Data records
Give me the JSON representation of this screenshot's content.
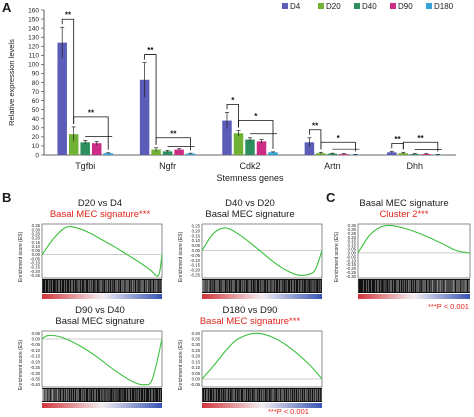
{
  "panels": {
    "a": "A",
    "b": "B",
    "c": "C"
  },
  "chart_data": [
    {
      "type": "bar",
      "xlabel": "Stemness genes",
      "ylabel": "Relative expression levels",
      "ylim": [
        0,
        160
      ],
      "yticks": [
        0,
        10,
        20,
        30,
        40,
        50,
        60,
        70,
        80,
        90,
        100,
        110,
        120,
        130,
        140,
        150,
        160
      ],
      "categories": [
        "Tgfbi",
        "Ngfr",
        "Cdk2",
        "Artn",
        "Dhh"
      ],
      "legend_position": "top-right",
      "series": [
        {
          "name": "D4",
          "color": "#5b5db8",
          "values": [
            124,
            83,
            38,
            14,
            3
          ],
          "errors": [
            17,
            19,
            9,
            5,
            1
          ]
        },
        {
          "name": "D20",
          "color": "#71b234",
          "values": [
            23,
            6,
            24,
            2,
            2
          ],
          "errors": [
            8,
            2,
            3,
            1,
            1
          ]
        },
        {
          "name": "D40",
          "color": "#2e8e5e",
          "values": [
            14,
            4,
            17,
            1.5,
            1
          ],
          "errors": [
            2,
            1,
            2,
            0.5,
            0.5
          ]
        },
        {
          "name": "D90",
          "color": "#cc2b86",
          "values": [
            13,
            6,
            15,
            1,
            1
          ],
          "errors": [
            2,
            1,
            2,
            0.5,
            0.5
          ]
        },
        {
          "name": "D180",
          "color": "#37a2d8",
          "values": [
            2,
            1.5,
            3,
            0.5,
            0.5
          ],
          "errors": [
            0.5,
            0.5,
            0.5,
            0.2,
            0.2
          ]
        }
      ],
      "significance": [
        {
          "category": "Tgfbi",
          "label": "**"
        },
        {
          "category": "Tgfbi",
          "label": "**"
        },
        {
          "category": "Ngfr",
          "label": "**"
        },
        {
          "category": "Ngfr",
          "label": "**"
        },
        {
          "category": "Cdk2",
          "label": "*"
        },
        {
          "category": "Cdk2",
          "label": "*"
        },
        {
          "category": "Artn",
          "label": "**"
        },
        {
          "category": "Artn",
          "label": "*"
        },
        {
          "category": "Dhh",
          "label": "**"
        },
        {
          "category": "Dhh",
          "label": "**"
        }
      ]
    },
    {
      "type": "line",
      "panel": "B",
      "title": "D20 vs D4",
      "subtitle": "Basal MEC signature***",
      "ylabel": "Enrichment score (ES)",
      "yticks": [
        "0.35",
        "0.30",
        "0.25",
        "0.20",
        "0.15",
        "0.10",
        "0.05",
        "0.00",
        "-0.05",
        "-0.10",
        "-0.15",
        "-0.20",
        "-0.25"
      ],
      "ylim": [
        -0.28,
        0.37
      ],
      "x": [
        0,
        0.1,
        0.2,
        0.3,
        0.4,
        0.5,
        0.6,
        0.7,
        0.8,
        0.9,
        0.97,
        1.0
      ],
      "y": [
        0.0,
        0.2,
        0.33,
        0.32,
        0.26,
        0.18,
        0.1,
        0.01,
        -0.08,
        -0.18,
        -0.25,
        0.0
      ]
    },
    {
      "type": "line",
      "panel": "B",
      "title": "D40 vs D20",
      "subtitle": "Basal MEC signature",
      "ylabel": "Enrichment score (ES)",
      "yticks": [
        "0.25",
        "0.20",
        "0.15",
        "0.10",
        "0.05",
        "0.00",
        "-0.05",
        "-0.10",
        "-0.15",
        "-0.20",
        "-0.25"
      ],
      "ylim": [
        -0.28,
        0.27
      ],
      "x": [
        0,
        0.1,
        0.2,
        0.3,
        0.4,
        0.5,
        0.6,
        0.7,
        0.8,
        0.9,
        0.95,
        1.0
      ],
      "y": [
        0.0,
        0.18,
        0.23,
        0.17,
        0.08,
        -0.02,
        -0.12,
        -0.2,
        -0.25,
        -0.24,
        -0.18,
        0.0
      ]
    },
    {
      "type": "line",
      "panel": "B",
      "title": "D90 vs D40",
      "subtitle": "Basal MEC signature",
      "ylabel": "Enrichment score (ES)",
      "yticks": [
        "0.05",
        "0.00",
        "-0.05",
        "-0.10",
        "-0.15",
        "-0.20",
        "-0.25",
        "-0.30",
        "-0.35",
        "-0.40"
      ],
      "ylim": [
        -0.42,
        0.07
      ],
      "x": [
        0,
        0.05,
        0.15,
        0.3,
        0.45,
        0.6,
        0.75,
        0.85,
        0.92,
        1.0
      ],
      "y": [
        0.0,
        0.03,
        0.02,
        -0.05,
        -0.15,
        -0.27,
        -0.37,
        -0.4,
        -0.35,
        0.0
      ]
    },
    {
      "type": "line",
      "panel": "B",
      "title": "D180 vs D90",
      "subtitle": "Basal MEC signature***",
      "ylabel": "Enrichment score (ES)",
      "yticks": [
        "0.40",
        "0.35",
        "0.30",
        "0.25",
        "0.20",
        "0.15",
        "0.10",
        "0.05",
        "0.00",
        "-0.05"
      ],
      "ylim": [
        -0.07,
        0.42
      ],
      "x": [
        0,
        0.1,
        0.2,
        0.3,
        0.45,
        0.6,
        0.75,
        0.9,
        1.0
      ],
      "y": [
        0.0,
        0.12,
        0.25,
        0.35,
        0.4,
        0.36,
        0.26,
        0.12,
        0.0
      ]
    },
    {
      "type": "line",
      "panel": "C",
      "title": "Basal MEC signature",
      "subtitle": "Cluster 2***",
      "ylabel": "Enrichment score (ES)",
      "yticks": [
        "0.35",
        "0.30",
        "0.25",
        "0.20",
        "0.15",
        "0.10",
        "0.05",
        "0.00",
        "-0.05",
        "-0.10",
        "-0.15",
        "-0.20",
        "-0.25",
        "-0.30"
      ],
      "ylim": [
        -0.32,
        0.37
      ],
      "x": [
        0,
        0.1,
        0.2,
        0.3,
        0.45,
        0.6,
        0.75,
        0.88,
        1.0
      ],
      "y": [
        0.0,
        0.22,
        0.33,
        0.35,
        0.3,
        0.22,
        0.12,
        0.03,
        0.0
      ]
    }
  ],
  "footnotes": {
    "c": "***P < 0.001",
    "b": "***P < 0.001"
  }
}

● What you should do
In the records, how many lines have the word "color" in them? Only the number is needed.

● Worked solution
5